▶ _WHAT THE TASK REQUIRES_
Write out every record in full, exactly as written, please.

>>

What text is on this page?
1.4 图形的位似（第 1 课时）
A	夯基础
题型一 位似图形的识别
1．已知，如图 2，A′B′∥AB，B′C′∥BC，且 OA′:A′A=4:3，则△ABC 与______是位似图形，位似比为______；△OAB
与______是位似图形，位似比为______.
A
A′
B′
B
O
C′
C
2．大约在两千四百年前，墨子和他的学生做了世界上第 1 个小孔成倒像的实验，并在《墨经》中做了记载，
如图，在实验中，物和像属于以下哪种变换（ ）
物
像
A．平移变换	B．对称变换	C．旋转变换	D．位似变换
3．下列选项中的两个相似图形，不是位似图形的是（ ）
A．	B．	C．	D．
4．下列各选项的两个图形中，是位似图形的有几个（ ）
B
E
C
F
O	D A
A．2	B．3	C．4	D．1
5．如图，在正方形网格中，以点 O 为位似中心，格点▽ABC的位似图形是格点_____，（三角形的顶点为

<<

▶ _THE REPLY_
What text is on this page?
1.4 图形的位似（第 1 课时）
A	夯基础
题型一 位似图形的识别
1．已知，如图 2，A′B′∥AB，B′C′∥BC，且 OA′:A′A=4:3，则△ABC 与______是位似图形，位似比为______；△OAB
与______是位似图形，位似比为______.
A
A′
B′
B
O
C′
C
2．大约在两千四百年前，墨子和他的学生做了世界上第 1 个小孔成倒像的实验，并在《墨经》中做了记载，
如图，在实验中，物和像属于以下哪种变换（ ）
物
像
A．平移变换	B．对称变换	C．旋转变换	D．位似变换
3．下列选项中的两个相似图形，不是位似图形的是（ ）
A．	B．	C．	D．
4．下列各选项的两个图形中，是位似图形的有几个（ ）
B
E
C
F
O	D A
A．2	B．3	C．4	D．1
5．如图，在正方形网格中，以点 O 为位似中心，格点▽ABC的位似图形是格点_____，（三角形的顶点为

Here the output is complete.